> What is expected: Filter this material down to the lines that hold "caption", copying each one.

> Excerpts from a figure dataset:
--- Begin ---

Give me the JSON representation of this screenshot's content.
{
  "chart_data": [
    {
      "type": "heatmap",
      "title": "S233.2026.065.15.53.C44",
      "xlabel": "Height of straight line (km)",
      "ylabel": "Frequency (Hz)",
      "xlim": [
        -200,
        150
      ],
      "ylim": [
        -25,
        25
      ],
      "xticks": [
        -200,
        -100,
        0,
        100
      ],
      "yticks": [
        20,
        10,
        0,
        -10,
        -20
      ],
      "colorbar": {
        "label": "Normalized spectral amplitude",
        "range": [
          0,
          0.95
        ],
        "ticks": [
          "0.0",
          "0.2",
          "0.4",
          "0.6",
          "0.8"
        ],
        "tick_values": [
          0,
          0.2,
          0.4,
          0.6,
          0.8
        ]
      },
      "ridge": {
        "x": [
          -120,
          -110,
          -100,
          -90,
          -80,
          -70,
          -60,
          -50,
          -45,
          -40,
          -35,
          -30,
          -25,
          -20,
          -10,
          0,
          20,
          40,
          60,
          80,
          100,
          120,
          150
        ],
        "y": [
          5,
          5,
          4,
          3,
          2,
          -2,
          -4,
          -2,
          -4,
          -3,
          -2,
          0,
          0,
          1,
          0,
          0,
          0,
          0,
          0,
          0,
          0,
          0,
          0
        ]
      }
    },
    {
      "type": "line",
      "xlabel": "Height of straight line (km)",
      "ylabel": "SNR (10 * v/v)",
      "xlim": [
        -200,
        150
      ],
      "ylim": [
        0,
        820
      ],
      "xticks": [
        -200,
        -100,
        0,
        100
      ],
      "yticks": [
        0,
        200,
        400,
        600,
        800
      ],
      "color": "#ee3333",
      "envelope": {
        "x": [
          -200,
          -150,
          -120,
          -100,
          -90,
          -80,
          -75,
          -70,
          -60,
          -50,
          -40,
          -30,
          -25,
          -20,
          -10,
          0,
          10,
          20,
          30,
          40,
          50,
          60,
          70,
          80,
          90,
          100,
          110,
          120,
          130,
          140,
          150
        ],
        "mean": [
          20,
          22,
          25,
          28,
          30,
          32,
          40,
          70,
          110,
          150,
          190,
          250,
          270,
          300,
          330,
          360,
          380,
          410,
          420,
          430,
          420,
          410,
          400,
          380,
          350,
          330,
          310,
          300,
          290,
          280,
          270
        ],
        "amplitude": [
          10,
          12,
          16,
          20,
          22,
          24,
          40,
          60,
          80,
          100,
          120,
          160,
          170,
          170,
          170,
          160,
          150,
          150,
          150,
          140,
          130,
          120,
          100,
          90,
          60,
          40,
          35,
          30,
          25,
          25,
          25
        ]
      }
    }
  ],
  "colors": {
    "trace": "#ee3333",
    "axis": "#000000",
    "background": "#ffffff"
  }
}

--- End ---
--- Begin ---

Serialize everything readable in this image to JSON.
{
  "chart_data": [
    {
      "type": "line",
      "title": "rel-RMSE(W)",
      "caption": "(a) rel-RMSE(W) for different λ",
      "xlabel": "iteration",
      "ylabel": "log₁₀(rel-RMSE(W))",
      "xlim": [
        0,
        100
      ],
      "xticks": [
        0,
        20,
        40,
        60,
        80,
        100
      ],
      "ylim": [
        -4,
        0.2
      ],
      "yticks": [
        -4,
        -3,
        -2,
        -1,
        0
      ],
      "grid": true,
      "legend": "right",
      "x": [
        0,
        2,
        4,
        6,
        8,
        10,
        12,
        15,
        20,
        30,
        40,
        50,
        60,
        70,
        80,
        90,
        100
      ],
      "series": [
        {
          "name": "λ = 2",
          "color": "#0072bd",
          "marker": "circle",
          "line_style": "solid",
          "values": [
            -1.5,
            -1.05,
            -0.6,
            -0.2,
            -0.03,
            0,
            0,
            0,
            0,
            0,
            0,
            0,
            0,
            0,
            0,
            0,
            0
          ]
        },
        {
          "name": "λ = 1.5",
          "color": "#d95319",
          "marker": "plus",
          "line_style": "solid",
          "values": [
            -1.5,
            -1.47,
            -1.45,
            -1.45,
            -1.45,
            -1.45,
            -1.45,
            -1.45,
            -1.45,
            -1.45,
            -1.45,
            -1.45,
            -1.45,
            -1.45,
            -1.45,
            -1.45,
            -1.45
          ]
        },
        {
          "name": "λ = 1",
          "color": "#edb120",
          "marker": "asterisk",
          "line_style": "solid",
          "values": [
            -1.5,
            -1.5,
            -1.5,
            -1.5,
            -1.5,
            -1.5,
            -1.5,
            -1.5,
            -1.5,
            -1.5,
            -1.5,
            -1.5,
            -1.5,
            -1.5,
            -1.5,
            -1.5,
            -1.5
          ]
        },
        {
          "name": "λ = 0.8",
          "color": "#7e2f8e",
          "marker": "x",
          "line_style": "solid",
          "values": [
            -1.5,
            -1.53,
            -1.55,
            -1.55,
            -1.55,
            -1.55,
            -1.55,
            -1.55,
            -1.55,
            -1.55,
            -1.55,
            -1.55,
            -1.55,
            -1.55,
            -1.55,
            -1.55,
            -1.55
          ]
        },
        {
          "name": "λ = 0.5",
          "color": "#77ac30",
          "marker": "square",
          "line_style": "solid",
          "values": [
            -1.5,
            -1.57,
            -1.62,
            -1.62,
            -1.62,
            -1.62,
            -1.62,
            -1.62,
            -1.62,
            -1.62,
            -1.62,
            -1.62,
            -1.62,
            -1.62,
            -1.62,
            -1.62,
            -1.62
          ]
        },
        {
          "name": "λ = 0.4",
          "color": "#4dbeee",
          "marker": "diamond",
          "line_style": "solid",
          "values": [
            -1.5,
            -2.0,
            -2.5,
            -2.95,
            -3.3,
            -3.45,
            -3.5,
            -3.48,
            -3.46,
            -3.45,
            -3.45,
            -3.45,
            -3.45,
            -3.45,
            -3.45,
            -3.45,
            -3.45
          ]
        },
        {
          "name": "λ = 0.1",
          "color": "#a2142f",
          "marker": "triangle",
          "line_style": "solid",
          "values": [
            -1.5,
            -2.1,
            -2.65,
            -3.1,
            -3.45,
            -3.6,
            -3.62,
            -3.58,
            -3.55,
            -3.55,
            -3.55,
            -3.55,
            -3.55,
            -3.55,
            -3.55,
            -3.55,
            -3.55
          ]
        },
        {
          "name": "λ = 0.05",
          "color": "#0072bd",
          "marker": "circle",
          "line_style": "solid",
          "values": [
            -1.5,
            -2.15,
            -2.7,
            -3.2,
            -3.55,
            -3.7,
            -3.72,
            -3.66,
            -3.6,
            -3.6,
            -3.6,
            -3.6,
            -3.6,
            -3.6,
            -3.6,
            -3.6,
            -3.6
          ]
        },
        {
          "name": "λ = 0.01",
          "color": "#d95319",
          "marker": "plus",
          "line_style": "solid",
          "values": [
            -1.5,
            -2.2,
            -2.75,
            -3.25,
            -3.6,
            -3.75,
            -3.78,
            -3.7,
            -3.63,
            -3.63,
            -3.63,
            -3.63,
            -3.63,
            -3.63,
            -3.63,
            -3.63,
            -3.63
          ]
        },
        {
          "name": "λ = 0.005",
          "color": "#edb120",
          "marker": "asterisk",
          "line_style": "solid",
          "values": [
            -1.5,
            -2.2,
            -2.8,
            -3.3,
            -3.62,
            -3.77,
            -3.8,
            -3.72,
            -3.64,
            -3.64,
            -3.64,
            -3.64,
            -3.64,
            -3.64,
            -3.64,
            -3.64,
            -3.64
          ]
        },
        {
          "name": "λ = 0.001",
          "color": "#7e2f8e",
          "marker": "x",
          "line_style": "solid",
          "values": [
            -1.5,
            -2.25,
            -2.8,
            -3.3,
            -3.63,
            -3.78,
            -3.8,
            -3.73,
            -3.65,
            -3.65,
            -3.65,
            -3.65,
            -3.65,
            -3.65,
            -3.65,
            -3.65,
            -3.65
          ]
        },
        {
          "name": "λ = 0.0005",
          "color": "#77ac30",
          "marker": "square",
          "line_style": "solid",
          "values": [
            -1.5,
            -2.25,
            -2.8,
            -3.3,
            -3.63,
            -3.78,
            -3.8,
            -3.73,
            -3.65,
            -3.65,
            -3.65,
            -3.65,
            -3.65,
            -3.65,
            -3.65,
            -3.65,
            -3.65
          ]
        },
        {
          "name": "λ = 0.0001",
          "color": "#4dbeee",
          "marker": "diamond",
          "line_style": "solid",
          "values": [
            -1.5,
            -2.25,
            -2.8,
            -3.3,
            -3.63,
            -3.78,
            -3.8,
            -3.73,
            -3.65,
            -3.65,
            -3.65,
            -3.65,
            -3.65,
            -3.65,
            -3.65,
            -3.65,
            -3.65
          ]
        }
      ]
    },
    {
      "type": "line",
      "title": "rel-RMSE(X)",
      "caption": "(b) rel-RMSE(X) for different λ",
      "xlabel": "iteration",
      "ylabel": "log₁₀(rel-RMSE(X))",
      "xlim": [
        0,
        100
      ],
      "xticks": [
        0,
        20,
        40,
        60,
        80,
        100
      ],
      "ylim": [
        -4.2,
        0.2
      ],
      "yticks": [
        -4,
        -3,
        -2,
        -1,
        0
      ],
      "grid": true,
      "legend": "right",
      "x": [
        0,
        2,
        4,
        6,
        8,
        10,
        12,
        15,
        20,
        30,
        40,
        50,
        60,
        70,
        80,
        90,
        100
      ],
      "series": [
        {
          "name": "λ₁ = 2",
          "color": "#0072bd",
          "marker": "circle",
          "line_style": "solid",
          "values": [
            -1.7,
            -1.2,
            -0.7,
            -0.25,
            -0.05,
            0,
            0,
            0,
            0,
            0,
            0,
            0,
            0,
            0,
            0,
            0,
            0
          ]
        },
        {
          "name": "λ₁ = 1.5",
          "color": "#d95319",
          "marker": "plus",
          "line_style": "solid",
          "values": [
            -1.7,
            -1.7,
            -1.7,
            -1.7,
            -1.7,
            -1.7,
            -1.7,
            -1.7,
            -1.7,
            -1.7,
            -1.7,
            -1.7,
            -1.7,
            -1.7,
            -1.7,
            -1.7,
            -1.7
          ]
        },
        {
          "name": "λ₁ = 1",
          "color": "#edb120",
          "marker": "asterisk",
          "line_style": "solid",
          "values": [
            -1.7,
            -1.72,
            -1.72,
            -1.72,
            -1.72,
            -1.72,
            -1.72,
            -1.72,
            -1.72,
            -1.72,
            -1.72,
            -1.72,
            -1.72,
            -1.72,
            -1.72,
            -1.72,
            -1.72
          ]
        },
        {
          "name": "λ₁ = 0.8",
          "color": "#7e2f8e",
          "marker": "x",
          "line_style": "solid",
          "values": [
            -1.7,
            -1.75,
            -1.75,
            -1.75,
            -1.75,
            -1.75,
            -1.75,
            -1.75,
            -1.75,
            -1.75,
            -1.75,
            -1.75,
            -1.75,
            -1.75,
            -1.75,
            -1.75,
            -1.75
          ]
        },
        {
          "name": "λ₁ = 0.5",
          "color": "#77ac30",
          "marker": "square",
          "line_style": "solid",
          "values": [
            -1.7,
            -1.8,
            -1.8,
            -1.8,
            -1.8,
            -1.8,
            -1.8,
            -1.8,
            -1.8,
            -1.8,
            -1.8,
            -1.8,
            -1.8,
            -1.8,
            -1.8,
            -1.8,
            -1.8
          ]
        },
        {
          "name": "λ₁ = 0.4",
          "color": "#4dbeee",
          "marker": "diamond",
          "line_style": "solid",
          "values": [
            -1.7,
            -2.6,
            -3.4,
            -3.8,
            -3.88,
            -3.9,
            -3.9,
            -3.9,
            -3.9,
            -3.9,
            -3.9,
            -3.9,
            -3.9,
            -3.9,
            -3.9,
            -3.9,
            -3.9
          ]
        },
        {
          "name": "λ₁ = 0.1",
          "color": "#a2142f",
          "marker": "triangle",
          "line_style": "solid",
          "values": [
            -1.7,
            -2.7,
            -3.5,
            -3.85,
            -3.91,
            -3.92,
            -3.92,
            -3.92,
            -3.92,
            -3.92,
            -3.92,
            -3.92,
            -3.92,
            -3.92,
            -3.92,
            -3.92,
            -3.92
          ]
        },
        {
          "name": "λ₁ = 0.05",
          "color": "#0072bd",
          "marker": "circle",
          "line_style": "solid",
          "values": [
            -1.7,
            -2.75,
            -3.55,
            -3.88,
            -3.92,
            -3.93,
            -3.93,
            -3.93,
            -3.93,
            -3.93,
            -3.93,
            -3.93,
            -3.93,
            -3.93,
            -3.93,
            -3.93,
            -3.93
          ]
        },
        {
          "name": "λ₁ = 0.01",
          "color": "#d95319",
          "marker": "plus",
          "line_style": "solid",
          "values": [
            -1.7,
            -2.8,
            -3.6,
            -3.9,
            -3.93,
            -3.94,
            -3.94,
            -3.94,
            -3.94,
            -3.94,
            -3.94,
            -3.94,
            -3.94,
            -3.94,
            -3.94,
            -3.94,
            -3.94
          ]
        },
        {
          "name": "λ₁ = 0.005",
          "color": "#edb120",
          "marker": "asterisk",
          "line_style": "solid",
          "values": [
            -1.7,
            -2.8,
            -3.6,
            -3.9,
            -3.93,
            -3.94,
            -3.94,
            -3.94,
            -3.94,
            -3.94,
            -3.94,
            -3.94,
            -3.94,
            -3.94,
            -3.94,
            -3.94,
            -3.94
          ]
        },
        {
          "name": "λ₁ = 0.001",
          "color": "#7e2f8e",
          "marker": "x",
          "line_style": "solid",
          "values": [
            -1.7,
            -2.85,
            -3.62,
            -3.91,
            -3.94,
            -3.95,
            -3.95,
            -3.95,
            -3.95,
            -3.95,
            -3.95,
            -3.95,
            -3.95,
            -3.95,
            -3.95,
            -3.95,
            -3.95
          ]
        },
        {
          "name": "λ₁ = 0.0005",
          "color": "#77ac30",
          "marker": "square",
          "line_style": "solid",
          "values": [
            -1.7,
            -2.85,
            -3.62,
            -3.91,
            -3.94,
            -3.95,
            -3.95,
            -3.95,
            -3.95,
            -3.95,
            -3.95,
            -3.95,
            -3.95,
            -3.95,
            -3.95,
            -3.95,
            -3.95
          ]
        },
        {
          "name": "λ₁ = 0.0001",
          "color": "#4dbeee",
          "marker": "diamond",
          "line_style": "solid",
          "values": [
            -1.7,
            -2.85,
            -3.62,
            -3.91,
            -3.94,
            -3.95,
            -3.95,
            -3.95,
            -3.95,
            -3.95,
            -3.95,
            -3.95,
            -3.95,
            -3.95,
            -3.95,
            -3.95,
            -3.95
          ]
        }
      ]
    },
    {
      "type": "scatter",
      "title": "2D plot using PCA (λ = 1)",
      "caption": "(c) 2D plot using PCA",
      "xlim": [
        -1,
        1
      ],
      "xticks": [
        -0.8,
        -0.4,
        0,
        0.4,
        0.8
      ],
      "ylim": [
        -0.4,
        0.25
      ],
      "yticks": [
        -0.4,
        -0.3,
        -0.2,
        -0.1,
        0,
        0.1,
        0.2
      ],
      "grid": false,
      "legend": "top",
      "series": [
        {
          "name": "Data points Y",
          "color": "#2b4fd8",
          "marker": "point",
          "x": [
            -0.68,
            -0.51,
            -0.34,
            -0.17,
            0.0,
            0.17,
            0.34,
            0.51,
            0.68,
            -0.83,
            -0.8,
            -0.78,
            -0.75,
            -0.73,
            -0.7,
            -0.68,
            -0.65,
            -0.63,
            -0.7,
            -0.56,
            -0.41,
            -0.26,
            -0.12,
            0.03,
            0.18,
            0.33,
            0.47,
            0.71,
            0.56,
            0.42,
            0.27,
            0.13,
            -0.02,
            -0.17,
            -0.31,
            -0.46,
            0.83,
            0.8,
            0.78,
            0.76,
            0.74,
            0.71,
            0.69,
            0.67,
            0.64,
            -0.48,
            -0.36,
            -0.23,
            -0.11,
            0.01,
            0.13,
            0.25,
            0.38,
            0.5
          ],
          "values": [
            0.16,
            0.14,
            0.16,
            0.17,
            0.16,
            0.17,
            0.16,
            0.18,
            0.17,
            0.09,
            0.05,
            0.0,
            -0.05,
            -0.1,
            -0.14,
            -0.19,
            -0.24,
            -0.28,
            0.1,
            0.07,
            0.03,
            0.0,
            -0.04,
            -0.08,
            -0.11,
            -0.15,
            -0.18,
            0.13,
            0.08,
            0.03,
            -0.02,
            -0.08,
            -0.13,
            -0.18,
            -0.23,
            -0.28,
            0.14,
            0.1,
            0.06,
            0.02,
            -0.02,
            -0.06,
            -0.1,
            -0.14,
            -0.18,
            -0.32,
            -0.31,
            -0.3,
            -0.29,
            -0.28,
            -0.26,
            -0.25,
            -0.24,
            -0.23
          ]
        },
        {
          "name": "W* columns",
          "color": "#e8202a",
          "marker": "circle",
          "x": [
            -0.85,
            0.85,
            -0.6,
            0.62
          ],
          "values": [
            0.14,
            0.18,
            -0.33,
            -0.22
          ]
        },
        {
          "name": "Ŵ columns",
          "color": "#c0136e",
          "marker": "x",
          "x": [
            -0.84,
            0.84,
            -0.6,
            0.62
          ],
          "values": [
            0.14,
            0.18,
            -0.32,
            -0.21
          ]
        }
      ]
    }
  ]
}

--- End ---
--- Begin ---

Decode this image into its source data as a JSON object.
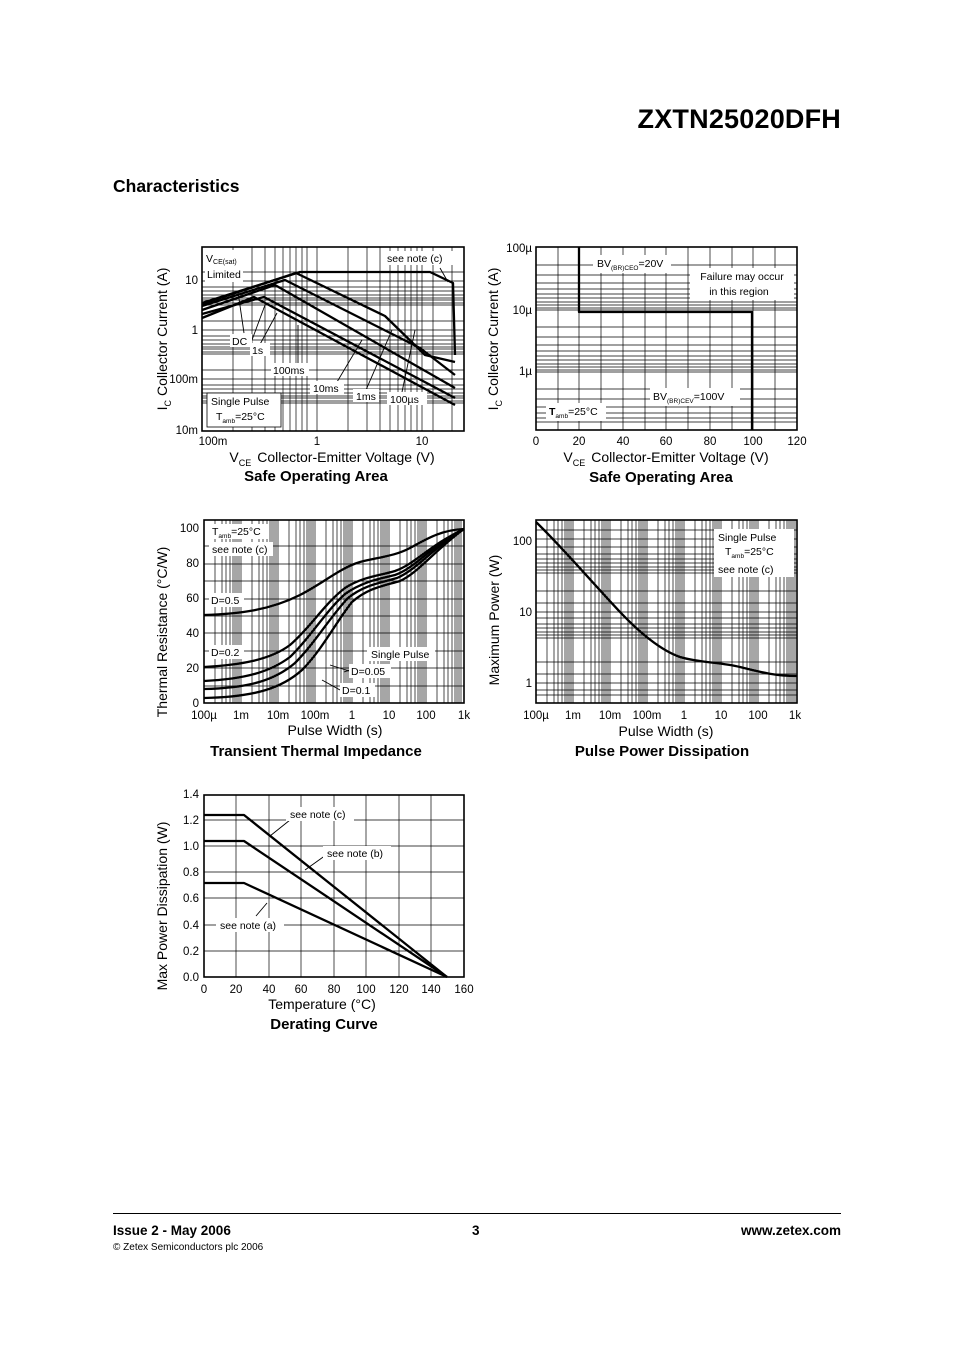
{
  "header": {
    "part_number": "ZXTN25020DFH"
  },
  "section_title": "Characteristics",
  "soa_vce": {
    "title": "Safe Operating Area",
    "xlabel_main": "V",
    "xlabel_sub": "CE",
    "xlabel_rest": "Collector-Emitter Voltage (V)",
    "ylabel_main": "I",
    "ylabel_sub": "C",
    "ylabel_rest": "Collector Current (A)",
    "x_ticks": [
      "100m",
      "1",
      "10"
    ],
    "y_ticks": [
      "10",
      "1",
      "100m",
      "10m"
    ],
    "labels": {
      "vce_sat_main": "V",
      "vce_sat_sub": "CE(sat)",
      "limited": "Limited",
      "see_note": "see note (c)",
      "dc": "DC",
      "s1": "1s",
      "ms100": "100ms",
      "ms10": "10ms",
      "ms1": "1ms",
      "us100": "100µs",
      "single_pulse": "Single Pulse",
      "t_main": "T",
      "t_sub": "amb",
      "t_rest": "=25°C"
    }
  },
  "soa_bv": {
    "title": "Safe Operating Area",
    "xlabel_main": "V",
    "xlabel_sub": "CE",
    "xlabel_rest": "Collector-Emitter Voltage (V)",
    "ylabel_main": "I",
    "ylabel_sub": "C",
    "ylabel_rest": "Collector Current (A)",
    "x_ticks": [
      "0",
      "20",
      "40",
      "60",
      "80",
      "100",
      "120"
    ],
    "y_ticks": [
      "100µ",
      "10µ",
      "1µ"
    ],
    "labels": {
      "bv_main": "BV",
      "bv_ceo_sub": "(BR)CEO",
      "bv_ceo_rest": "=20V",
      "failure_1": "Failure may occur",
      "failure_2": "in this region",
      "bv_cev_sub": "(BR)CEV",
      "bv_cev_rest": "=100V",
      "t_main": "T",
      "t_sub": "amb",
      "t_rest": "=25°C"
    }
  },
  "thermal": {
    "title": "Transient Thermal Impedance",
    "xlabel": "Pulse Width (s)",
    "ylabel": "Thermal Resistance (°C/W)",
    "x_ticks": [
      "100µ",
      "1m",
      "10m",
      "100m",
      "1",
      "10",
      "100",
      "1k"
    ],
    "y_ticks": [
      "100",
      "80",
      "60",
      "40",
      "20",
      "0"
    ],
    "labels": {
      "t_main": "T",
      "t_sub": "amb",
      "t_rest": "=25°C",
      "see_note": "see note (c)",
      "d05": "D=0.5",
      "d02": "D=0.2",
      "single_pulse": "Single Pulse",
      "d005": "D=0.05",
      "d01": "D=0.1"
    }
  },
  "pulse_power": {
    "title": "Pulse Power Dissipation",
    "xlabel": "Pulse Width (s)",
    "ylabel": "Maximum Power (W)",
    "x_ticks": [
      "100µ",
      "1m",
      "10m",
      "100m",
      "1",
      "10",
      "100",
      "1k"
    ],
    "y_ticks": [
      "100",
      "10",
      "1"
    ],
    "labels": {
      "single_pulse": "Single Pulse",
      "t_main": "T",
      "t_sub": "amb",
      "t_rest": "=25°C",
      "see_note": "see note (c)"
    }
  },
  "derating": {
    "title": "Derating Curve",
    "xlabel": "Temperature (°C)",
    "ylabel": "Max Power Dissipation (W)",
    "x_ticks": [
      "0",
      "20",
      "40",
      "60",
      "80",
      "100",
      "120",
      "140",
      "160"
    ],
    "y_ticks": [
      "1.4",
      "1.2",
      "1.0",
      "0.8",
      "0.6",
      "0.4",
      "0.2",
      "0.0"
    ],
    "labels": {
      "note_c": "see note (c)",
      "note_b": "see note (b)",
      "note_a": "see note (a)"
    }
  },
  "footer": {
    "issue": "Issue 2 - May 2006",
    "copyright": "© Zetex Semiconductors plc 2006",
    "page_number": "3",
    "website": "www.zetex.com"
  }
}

--- End ---

> Task answer:
      "caption": "(a) rel-RMSE(W) for different λ",
      "caption": "(b) rel-RMSE(X) for different λ",
      "caption": "(c) 2D plot using PCA",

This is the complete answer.